# Short task
Pictures do not belong in the copy; restate the records below word for word.

Rows from a dataset:
----------

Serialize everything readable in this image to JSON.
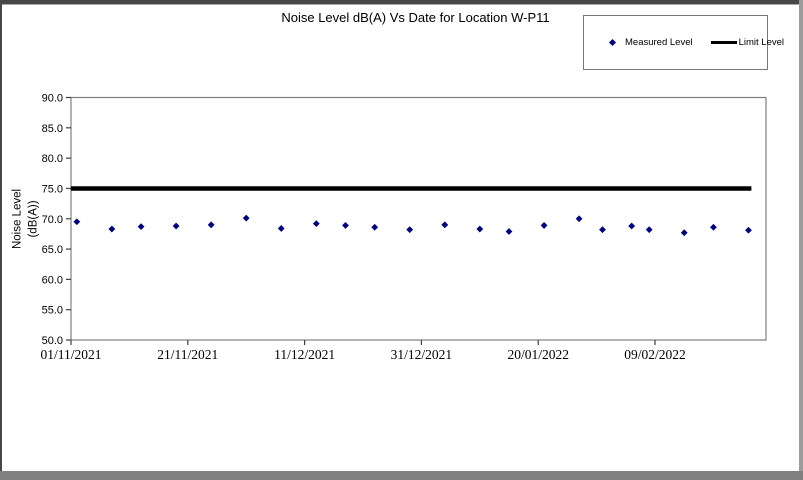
{
  "window": {
    "background": "#ffffff",
    "bottom_bar_color": "#808080"
  },
  "chart_data": {
    "type": "scatter",
    "title": "Noise Level dB(A) Vs Date for Location W-P11",
    "ylabel_line1": "Noise Level",
    "ylabel_line2": "(dB(A))",
    "xlabel": "",
    "ylim": [
      50,
      90
    ],
    "grid": false,
    "legend_position": "top-right-outside",
    "y_tick_labels": [
      "90.0",
      "85.0",
      "80.0",
      "75.0",
      "70.0",
      "65.0",
      "60.0",
      "55.0",
      "50.0"
    ],
    "y_tick_values": [
      90,
      85,
      80,
      75,
      70,
      65,
      60,
      55,
      50
    ],
    "x_tick_labels": [
      "01/11/2021",
      "21/11/2021",
      "11/12/2021",
      "31/12/2021",
      "20/01/2022",
      "09/02/2022"
    ],
    "x_tick_days": [
      0,
      20,
      40,
      60,
      80,
      100
    ],
    "x_range_days": [
      0,
      119
    ],
    "marker_color": "#000080",
    "limit_color": "#000000",
    "axis_color": "#808080",
    "series": [
      {
        "name": "Measured Level",
        "type": "scatter",
        "marker": "diamond",
        "color": "#000080",
        "points": [
          {
            "date": "02/11/2021",
            "day": 1,
            "value": 69.5
          },
          {
            "date": "08/11/2021",
            "day": 7,
            "value": 68.3
          },
          {
            "date": "13/11/2021",
            "day": 12,
            "value": 68.7
          },
          {
            "date": "19/11/2021",
            "day": 18,
            "value": 68.8
          },
          {
            "date": "25/11/2021",
            "day": 24,
            "value": 69.0
          },
          {
            "date": "01/12/2021",
            "day": 30,
            "value": 70.1
          },
          {
            "date": "07/12/2021",
            "day": 36,
            "value": 68.4
          },
          {
            "date": "13/12/2021",
            "day": 42,
            "value": 69.2
          },
          {
            "date": "18/12/2021",
            "day": 47,
            "value": 68.9
          },
          {
            "date": "23/12/2021",
            "day": 52,
            "value": 68.6
          },
          {
            "date": "29/12/2021",
            "day": 58,
            "value": 68.2
          },
          {
            "date": "04/01/2022",
            "day": 64,
            "value": 69.0
          },
          {
            "date": "10/01/2022",
            "day": 70,
            "value": 68.3
          },
          {
            "date": "15/01/2022",
            "day": 75,
            "value": 67.9
          },
          {
            "date": "21/01/2022",
            "day": 81,
            "value": 68.9
          },
          {
            "date": "27/01/2022",
            "day": 87,
            "value": 70.0
          },
          {
            "date": "31/01/2022",
            "day": 91,
            "value": 68.2
          },
          {
            "date": "05/02/2022",
            "day": 96,
            "value": 68.8
          },
          {
            "date": "08/02/2022",
            "day": 99,
            "value": 68.2
          },
          {
            "date": "14/02/2022",
            "day": 105,
            "value": 67.7
          },
          {
            "date": "19/02/2022",
            "day": 110,
            "value": 68.6
          },
          {
            "date": "25/02/2022",
            "day": 116,
            "value": 68.1
          }
        ]
      },
      {
        "name": "Limit Level",
        "type": "line",
        "color": "#000000",
        "value": 75,
        "span_days": [
          0,
          116.5
        ]
      }
    ]
  }
}
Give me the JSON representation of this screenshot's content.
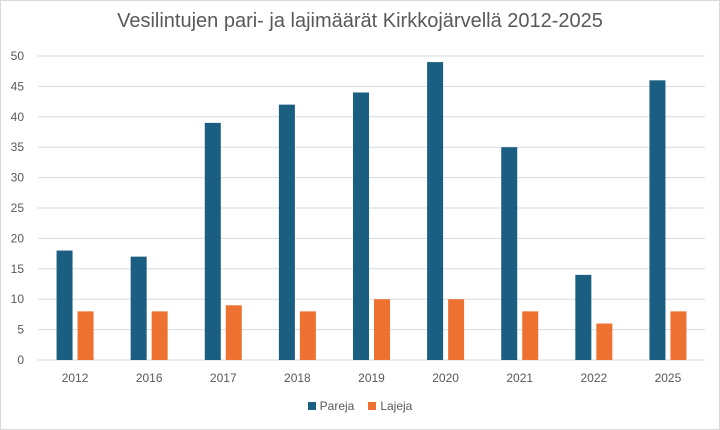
{
  "chart_data": {
    "type": "bar",
    "title": "Vesilintujen pari- ja lajimäärät Kirkkojärvellä 2012-2025",
    "xlabel": "",
    "ylabel": "",
    "categories": [
      "2012",
      "2016",
      "2017",
      "2018",
      "2019",
      "2020",
      "2021",
      "2022",
      "2025"
    ],
    "series": [
      {
        "name": "Pareja",
        "color": "#1a5e82",
        "values": [
          18,
          17,
          39,
          42,
          44,
          49,
          35,
          14,
          46
        ]
      },
      {
        "name": "Lajeja",
        "color": "#ed7232",
        "values": [
          8,
          8,
          9,
          8,
          10,
          10,
          8,
          6,
          8
        ]
      }
    ],
    "ylim": [
      0,
      50
    ],
    "yticks": [
      0,
      5,
      10,
      15,
      20,
      25,
      30,
      35,
      40,
      45,
      50
    ],
    "grid": true,
    "legend_position": "bottom"
  },
  "legend": {
    "items": [
      {
        "label": "Pareja",
        "color": "#1a5e82"
      },
      {
        "label": "Lajeja",
        "color": "#ed7232"
      }
    ]
  }
}
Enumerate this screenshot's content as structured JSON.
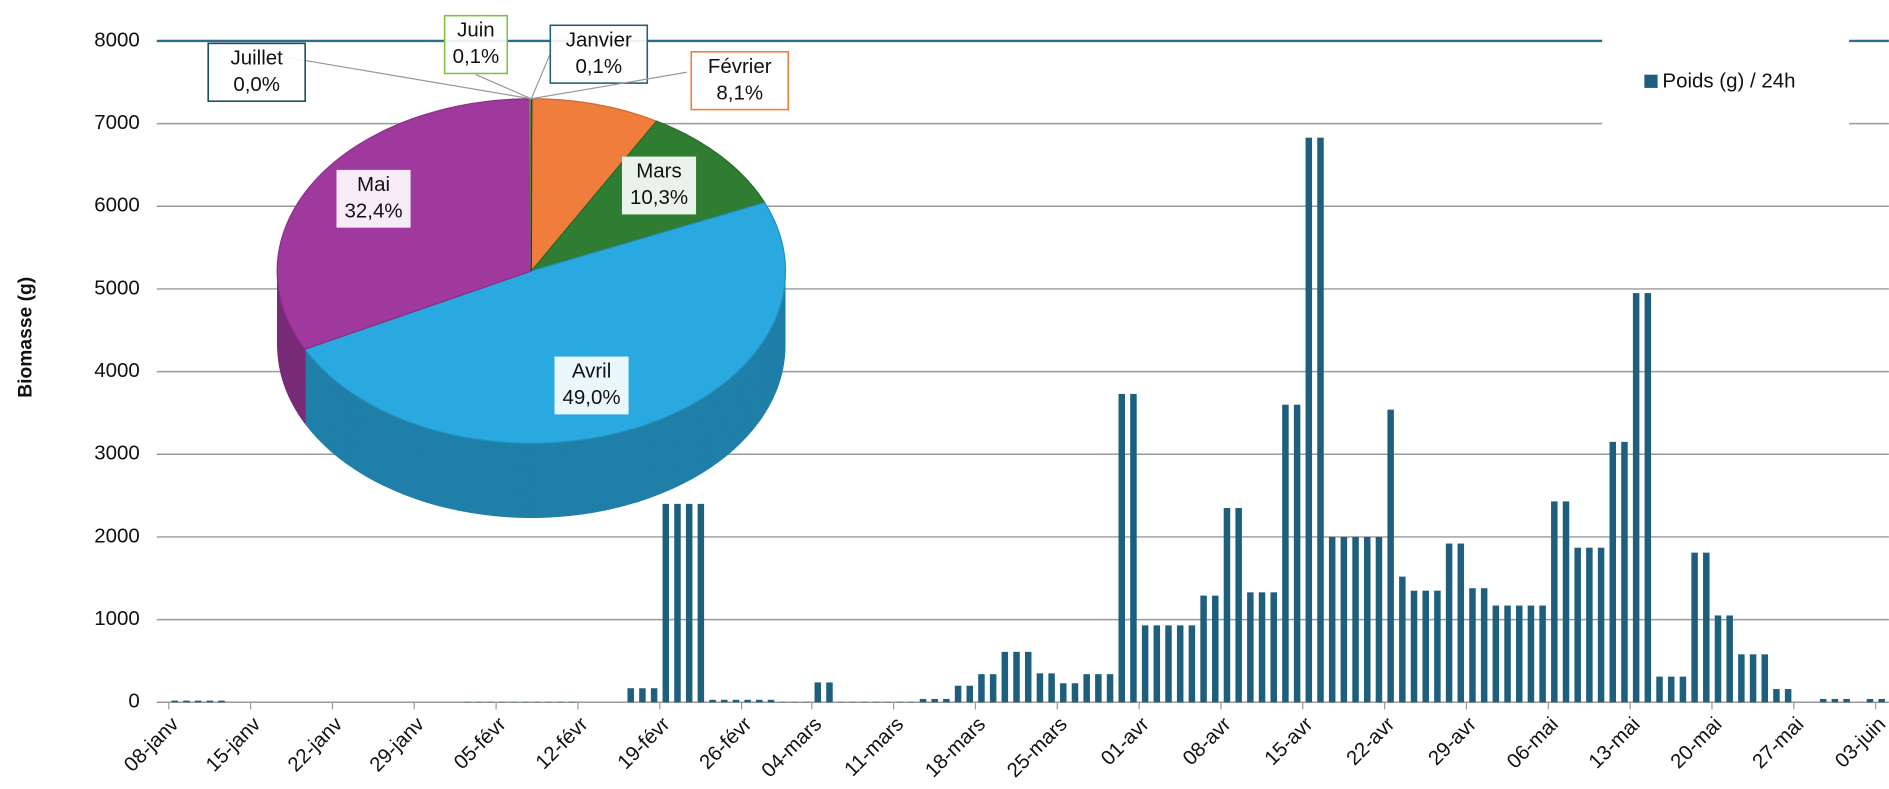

----------

# Answer for the task
Serialize everything readable in this image to JSON.
{
  "window": {
    "background": "#ffffff",
    "bottom_bar_color": "#808080"
  },
  "chart_data": {
    "type": "scatter",
    "title": "Noise Level dB(A) Vs Date for Location W-P11",
    "ylabel_line1": "Noise Level",
    "ylabel_line2": "(dB(A))",
    "xlabel": "",
    "ylim": [
      50,
      90
    ],
    "grid": false,
    "legend_position": "top-right-outside",
    "y_tick_labels": [
      "90.0",
      "85.0",
      "80.0",
      "75.0",
      "70.0",
      "65.0",
      "60.0",
      "55.0",
      "50.0"
    ],
    "y_tick_values": [
      90,
      85,
      80,
      75,
      70,
      65,
      60,
      55,
      50
    ],
    "x_tick_labels": [
      "01/11/2021",
      "21/11/2021",
      "11/12/2021",
      "31/12/2021",
      "20/01/2022",
      "09/02/2022"
    ],
    "x_tick_days": [
      0,
      20,
      40,
      60,
      80,
      100
    ],
    "x_range_days": [
      0,
      119
    ],
    "marker_color": "#000080",
    "limit_color": "#000000",
    "axis_color": "#808080",
    "series": [
      {
        "name": "Measured Level",
        "type": "scatter",
        "marker": "diamond",
        "color": "#000080",
        "points": [
          {
            "date": "02/11/2021",
            "day": 1,
            "value": 69.5
          },
          {
            "date": "08/11/2021",
            "day": 7,
            "value": 68.3
          },
          {
            "date": "13/11/2021",
            "day": 12,
            "value": 68.7
          },
          {
            "date": "19/11/2021",
            "day": 18,
            "value": 68.8
          },
          {
            "date": "25/11/2021",
            "day": 24,
            "value": 69.0
          },
          {
            "date": "01/12/2021",
            "day": 30,
            "value": 70.1
          },
          {
            "date": "07/12/2021",
            "day": 36,
            "value": 68.4
          },
          {
            "date": "13/12/2021",
            "day": 42,
            "value": 69.2
          },
          {
            "date": "18/12/2021",
            "day": 47,
            "value": 68.9
          },
          {
            "date": "23/12/2021",
            "day": 52,
            "value": 68.6
          },
          {
            "date": "29/12/2021",
            "day": 58,
            "value": 68.2
          },
          {
            "date": "04/01/2022",
            "day": 64,
            "value": 69.0
          },
          {
            "date": "10/01/2022",
            "day": 70,
            "value": 68.3
          },
          {
            "date": "15/01/2022",
            "day": 75,
            "value": 67.9
          },
          {
            "date": "21/01/2022",
            "day": 81,
            "value": 68.9
          },
          {
            "date": "27/01/2022",
            "day": 87,
            "value": 70.0
          },
          {
            "date": "31/01/2022",
            "day": 91,
            "value": 68.2
          },
          {
            "date": "05/02/2022",
            "day": 96,
            "value": 68.8
          },
          {
            "date": "08/02/2022",
            "day": 99,
            "value": 68.2
          },
          {
            "date": "14/02/2022",
            "day": 105,
            "value": 67.7
          },
          {
            "date": "19/02/2022",
            "day": 110,
            "value": 68.6
          },
          {
            "date": "25/02/2022",
            "day": 116,
            "value": 68.1
          }
        ]
      },
      {
        "name": "Limit Level",
        "type": "line",
        "color": "#000000",
        "value": 75,
        "span_days": [
          0,
          116.5
        ]
      }
    ]
  }
}
Give me the JSON representation of this screenshot's content.
{
  "chart_data": {
    "type": "bar",
    "title": "Vesilintujen pari- ja lajimäärät Kirkkojärvellä 2012-2025",
    "xlabel": "",
    "ylabel": "",
    "categories": [
      "2012",
      "2016",
      "2017",
      "2018",
      "2019",
      "2020",
      "2021",
      "2022",
      "2025"
    ],
    "series": [
      {
        "name": "Pareja",
        "color": "#1a5e82",
        "values": [
          18,
          17,
          39,
          42,
          44,
          49,
          35,
          14,
          46
        ]
      },
      {
        "name": "Lajeja",
        "color": "#ed7232",
        "values": [
          8,
          8,
          9,
          8,
          10,
          10,
          8,
          6,
          8
        ]
      }
    ],
    "ylim": [
      0,
      50
    ],
    "yticks": [
      0,
      5,
      10,
      15,
      20,
      25,
      30,
      35,
      40,
      45,
      50
    ],
    "grid": true,
    "legend_position": "bottom"
  },
  "legend": {
    "items": [
      {
        "label": "Pareja",
        "color": "#1a5e82"
      },
      {
        "label": "Lajeja",
        "color": "#ed7232"
      }
    ]
  }
}
Enumerate this screenshot's content as structured JSON.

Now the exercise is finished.